• **TASK DIRECTIONS**: Find every line in the records below that holds the word "kilátások", and copy each one.
++++ SUPPLIED ENTRIES
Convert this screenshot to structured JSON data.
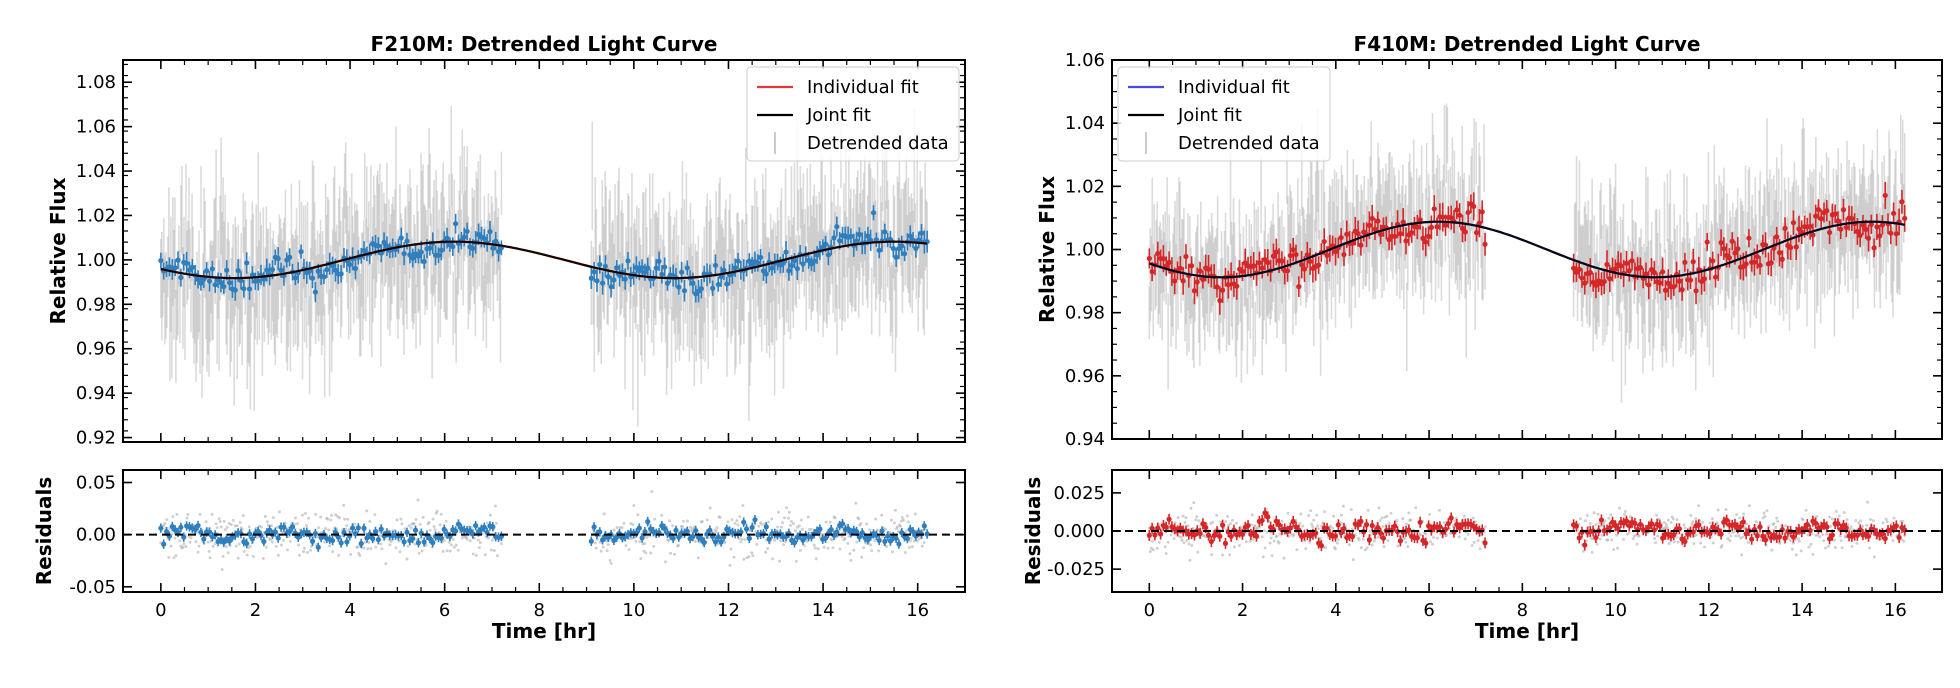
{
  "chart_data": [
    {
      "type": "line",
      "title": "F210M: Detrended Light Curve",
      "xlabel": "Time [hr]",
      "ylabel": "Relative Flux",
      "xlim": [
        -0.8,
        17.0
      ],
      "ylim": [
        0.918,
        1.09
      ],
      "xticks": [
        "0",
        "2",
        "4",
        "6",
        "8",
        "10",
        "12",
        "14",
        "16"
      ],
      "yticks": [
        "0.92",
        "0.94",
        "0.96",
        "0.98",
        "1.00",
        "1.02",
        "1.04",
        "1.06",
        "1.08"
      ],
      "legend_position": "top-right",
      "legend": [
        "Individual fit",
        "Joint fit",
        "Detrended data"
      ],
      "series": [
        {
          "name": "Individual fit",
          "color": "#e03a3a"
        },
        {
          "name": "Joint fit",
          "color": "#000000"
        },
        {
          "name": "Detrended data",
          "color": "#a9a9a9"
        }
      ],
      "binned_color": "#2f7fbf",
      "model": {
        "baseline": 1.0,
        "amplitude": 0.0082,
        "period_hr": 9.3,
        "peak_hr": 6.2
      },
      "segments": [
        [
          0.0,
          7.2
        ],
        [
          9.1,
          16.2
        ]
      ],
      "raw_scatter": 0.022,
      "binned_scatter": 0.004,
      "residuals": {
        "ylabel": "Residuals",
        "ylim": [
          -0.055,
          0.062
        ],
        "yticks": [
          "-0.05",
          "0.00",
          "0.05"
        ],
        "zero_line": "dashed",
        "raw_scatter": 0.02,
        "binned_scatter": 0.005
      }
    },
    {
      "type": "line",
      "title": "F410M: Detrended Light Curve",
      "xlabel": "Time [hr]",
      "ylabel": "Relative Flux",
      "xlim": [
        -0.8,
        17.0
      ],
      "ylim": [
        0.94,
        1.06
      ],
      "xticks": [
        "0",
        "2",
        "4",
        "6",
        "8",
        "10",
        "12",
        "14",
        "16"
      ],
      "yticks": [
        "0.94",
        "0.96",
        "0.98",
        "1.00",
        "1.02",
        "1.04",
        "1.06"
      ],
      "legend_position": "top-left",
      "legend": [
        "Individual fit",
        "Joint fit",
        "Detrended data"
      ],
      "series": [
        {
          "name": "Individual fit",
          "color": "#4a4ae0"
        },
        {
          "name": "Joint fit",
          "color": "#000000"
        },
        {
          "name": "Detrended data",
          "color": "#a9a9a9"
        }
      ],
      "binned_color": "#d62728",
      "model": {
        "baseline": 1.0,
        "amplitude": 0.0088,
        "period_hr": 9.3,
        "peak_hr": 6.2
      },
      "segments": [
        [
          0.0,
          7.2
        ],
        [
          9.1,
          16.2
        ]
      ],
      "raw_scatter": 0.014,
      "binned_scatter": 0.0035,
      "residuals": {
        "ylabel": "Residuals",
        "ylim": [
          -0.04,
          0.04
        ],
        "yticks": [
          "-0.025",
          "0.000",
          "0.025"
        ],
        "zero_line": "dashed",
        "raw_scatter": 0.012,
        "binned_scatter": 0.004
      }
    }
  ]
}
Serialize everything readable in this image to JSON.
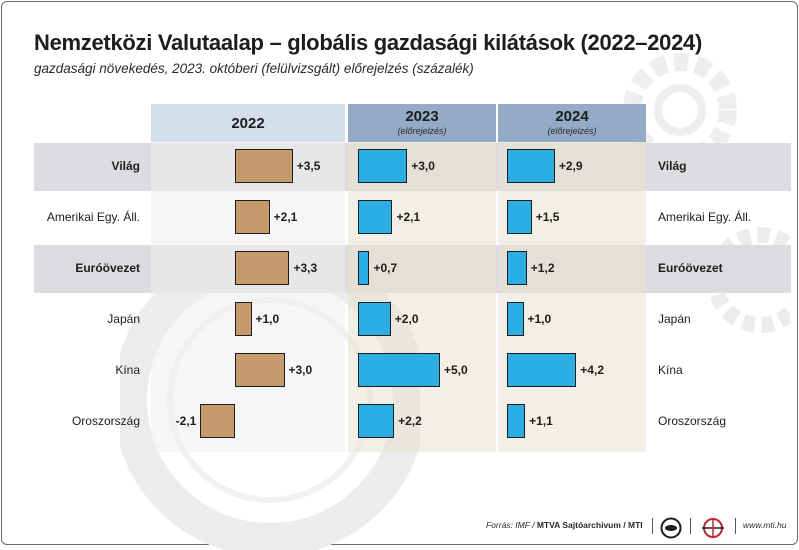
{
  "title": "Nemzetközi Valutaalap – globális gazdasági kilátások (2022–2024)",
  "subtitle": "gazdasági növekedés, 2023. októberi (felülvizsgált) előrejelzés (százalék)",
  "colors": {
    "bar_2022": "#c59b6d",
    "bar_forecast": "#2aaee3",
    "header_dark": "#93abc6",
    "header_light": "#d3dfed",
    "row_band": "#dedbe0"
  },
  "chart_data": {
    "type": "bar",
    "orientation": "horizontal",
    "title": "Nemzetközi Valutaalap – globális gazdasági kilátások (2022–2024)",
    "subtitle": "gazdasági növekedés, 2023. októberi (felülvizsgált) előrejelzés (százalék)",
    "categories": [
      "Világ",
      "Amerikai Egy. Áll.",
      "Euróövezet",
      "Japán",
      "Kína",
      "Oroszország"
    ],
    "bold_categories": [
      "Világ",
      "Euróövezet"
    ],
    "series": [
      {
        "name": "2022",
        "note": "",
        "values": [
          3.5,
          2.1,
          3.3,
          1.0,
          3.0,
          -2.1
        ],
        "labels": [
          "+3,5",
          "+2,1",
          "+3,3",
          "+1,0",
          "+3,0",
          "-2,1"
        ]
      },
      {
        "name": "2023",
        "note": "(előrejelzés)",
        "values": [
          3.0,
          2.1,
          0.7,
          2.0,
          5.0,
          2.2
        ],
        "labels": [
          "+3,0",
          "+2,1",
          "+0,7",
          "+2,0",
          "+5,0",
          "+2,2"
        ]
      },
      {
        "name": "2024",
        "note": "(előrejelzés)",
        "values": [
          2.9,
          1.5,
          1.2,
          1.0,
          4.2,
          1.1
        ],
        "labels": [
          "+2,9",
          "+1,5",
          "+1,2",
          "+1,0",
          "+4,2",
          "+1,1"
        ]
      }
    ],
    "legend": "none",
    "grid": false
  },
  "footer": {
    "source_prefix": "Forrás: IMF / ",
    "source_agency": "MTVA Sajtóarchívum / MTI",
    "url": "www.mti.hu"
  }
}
++++++++
• **TASK RESPONSE**:
  "title": "Nemzetközi Valutaalap – globális gazdasági kilátások (2022–2024)",
    "title": "Nemzetközi Valutaalap – globális gazdasági kilátások (2022–2024)",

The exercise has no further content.